Entries shown –
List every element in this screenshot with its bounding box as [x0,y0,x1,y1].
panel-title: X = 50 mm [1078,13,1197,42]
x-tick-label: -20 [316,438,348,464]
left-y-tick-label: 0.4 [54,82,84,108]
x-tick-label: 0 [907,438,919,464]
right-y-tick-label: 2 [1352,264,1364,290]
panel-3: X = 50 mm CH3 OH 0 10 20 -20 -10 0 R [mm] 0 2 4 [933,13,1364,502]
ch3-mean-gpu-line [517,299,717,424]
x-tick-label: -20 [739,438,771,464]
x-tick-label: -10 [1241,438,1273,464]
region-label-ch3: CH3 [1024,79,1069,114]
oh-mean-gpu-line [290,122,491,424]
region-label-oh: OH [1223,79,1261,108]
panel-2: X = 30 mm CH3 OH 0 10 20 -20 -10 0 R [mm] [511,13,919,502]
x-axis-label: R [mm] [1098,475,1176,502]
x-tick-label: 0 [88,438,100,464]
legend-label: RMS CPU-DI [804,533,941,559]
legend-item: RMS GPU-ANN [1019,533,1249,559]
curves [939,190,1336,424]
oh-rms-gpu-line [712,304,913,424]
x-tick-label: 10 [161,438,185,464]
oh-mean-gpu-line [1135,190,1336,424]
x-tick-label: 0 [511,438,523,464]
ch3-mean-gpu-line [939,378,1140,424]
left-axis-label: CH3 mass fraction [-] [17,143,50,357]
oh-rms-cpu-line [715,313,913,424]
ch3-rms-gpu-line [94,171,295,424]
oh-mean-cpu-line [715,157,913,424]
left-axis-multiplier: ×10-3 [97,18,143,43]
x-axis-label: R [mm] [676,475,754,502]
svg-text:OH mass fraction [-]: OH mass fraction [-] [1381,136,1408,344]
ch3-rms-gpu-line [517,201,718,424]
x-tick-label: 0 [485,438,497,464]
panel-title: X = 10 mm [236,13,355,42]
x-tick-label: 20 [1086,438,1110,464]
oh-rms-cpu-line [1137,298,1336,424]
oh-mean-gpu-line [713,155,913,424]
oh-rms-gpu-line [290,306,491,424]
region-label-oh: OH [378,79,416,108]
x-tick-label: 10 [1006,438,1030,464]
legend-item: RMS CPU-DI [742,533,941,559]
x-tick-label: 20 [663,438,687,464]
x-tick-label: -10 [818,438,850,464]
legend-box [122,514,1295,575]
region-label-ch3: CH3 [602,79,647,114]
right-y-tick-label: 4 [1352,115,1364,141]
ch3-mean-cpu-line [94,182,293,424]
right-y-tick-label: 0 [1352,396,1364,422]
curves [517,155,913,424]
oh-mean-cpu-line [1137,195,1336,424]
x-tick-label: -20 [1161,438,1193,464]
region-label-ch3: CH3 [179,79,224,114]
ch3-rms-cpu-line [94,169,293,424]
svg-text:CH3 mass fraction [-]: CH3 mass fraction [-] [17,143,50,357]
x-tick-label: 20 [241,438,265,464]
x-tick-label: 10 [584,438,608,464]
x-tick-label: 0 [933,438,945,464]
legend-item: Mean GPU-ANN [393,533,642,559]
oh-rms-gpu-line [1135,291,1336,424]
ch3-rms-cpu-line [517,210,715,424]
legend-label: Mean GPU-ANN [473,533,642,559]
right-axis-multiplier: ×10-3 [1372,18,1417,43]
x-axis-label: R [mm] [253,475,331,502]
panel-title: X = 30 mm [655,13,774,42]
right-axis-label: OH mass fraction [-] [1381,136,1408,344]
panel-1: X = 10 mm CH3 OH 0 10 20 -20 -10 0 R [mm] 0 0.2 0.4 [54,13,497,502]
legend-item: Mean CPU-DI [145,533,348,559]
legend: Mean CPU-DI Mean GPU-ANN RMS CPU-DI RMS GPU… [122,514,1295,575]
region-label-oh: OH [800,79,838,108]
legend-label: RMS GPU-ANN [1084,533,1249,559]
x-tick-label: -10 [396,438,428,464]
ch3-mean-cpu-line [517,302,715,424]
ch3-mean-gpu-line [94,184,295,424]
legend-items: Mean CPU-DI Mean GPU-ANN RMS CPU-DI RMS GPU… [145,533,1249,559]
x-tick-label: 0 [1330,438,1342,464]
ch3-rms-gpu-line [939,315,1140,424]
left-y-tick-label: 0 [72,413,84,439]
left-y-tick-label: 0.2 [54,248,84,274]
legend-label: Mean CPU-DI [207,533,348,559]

Given task – Turn the items above into a JSON list of strings, one string per line, leaving out blank lines.

Solution to the problem –
[
  "List every element in this screenshot with its bounding box as [x0,y0,x1,y1].",
  "panel-title: X = 50 mm [1078,13,1197,42]",
  "x-tick-label: -20 [316,438,348,464]",
  "left-y-tick-label: 0.4 [54,82,84,108]",
  "x-tick-label: 0 [907,438,919,464]",
  "right-y-tick-label: 2 [1352,264,1364,290]",
  "panel-3: X = 50 mm CH3 OH 0 10 20 -20 -10 0 R [mm] 0 2 4 [933,13,1364,502]",
  "ch3-mean-gpu-line [517,299,717,424]",
  "x-tick-label: -20 [739,438,771,464]",
  "x-tick-label: -10 [1241,438,1273,464]",
  "region-label-ch3: CH3 [1024,79,1069,114]",
  "oh-mean-gpu-line [290,122,491,424]",
  "region-label-oh: OH [1223,79,1261,108]",
  "panel-2: X = 30 mm CH3 OH 0 10 20 -20 -10 0 R [mm] [511,13,919,502]",
  "x-axis-label: R [mm] [1098,475,1176,502]",
  "x-tick-label: 0 [88,438,100,464]",
  "legend-label: RMS CPU-DI [804,533,941,559]",
  "legend-item: RMS GPU-ANN [1019,533,1249,559]",
  "curves [939,190,1336,424]",
  "oh-rms-gpu-line [712,304,913,424]",
  "x-tick-label: 10 [161,438,185,464]",
  "oh-mean-gpu-line [1135,190,1336,424]",
  "x-tick-label: 0 [511,438,523,464]",
  "ch3-mean-gpu-line [939,378,1140,424]",
  "left-axis-label: CH3 mass fraction [-] [17,143,50,357]",
  "oh-rms-cpu-line [715,313,913,424]",
  "ch3-rms-gpu-line [94,171,295,424]",
  "oh-mean-cpu-line [715,157,913,424]",
  "left-axis-multiplier: ×10-3 [97,18,143,43]",
  "x-axis-label: R [mm] [676,475,754,502]",
  "svg-text:OH mass fraction [-]: OH mass fraction [-] [1381,136,1408,344]",
  "ch3-rms-gpu-line [517,201,718,424]",
  "x-tick-label: 0 [485,438,497,464]",
  "panel-title: X = 10 mm [236,13,355,42]",
  "x-tick-label: 20 [1086,438,1110,464]",
  "oh-rms-cpu-line [1137,298,1336,424]",
  "oh-mean-gpu-line [713,155,913,424]",
  "oh-rms-gpu-line [290,306,491,424]",
  "region-label-oh: OH [378,79,416,108]",
  "x-tick-label: 10 [1006,438,1030,464]",
  "legend-item: RMS CPU-DI [742,533,941,559]",
  "x-tick-label: 20 [663,438,687,464]",
  "x-tick-label: -10 [818,438,850,464]",
  "legend-box [122,514,1295,575]",
  "region-label-ch3: CH3 [602,79,647,114]",
  "right-y-tick-label: 4 [1352,115,1364,141]",
  "ch3-mean-cpu-line [94,182,293,424]",
  "right-y-tick-label: 0 [1352,396,1364,422]",
  "curves [517,155,913,424]",
  "oh-mean-cpu-line [1137,195,1336,424]",
  "x-tick-label: -20 [1161,438,1193,464]",
  "region-label-ch3: CH3 [179,79,224,114]",
  "ch3-rms-cpu-line [94,169,293,424]",
  "svg-text:CH3 mass fraction [-]: CH3 mass fraction [-] [17,143,50,357]",
  "x-tick-label: 20 [241,438,265,464]",
  "x-tick-label: 10 [584,438,608,464]",
  "x-tick-label: 0 [933,438,945,464]",
  "legend-item: Mean GPU-ANN [393,533,642,559]",
  "oh-rms-gpu-line [1135,291,1336,424]",
  "ch3-rms-cpu-line [517,210,715,424]",
  "legend-label: Mean GPU-ANN [473,533,642,559]",
  "right-axis-multiplier: ×10-3 [1372,18,1417,43]",
  "x-axis-label: R [mm] [253,475,331,502]",
  "panel-title: X = 30 mm [655,13,774,42]",
  "right-axis-label: OH mass fraction [-] [1381,136,1408,344]",
  "panel-1: X = 10 mm CH3 OH 0 10 20 -20 -10 0 R [mm] 0 0.2 0.4 [54,13,497,502]",
  "legend-item: Mean CPU-DI [145,533,348,559]",
  "legend: Mean CPU-DI Mean GPU-ANN RMS CPU-DI RMS GPU… [122,514,1295,575]",
  "region-label-oh: OH [800,79,838,108]",
  "legend-label: RMS GPU-ANN [1084,533,1249,559]",
  "x-tick-label: -10 [396,438,428,464]",
  "ch3-mean-cpu-line [517,302,715,424]",
  "ch3-mean-gpu-line [94,184,295,424]",
  "legend-items: Mean CPU-DI Mean GPU-ANN RMS CPU-DI RMS GPU… [145,533,1249,559]",
  "x-tick-label: 0 [1330,438,1342,464]",
  "ch3-rms-gpu-line [939,315,1140,424]",
  "left-y-tick-label: 0 [72,413,84,439]",
  "left-y-tick-label: 0.2 [54,248,84,274]",
  "legend-label: Mean CPU-DI [207,533,348,559]"
]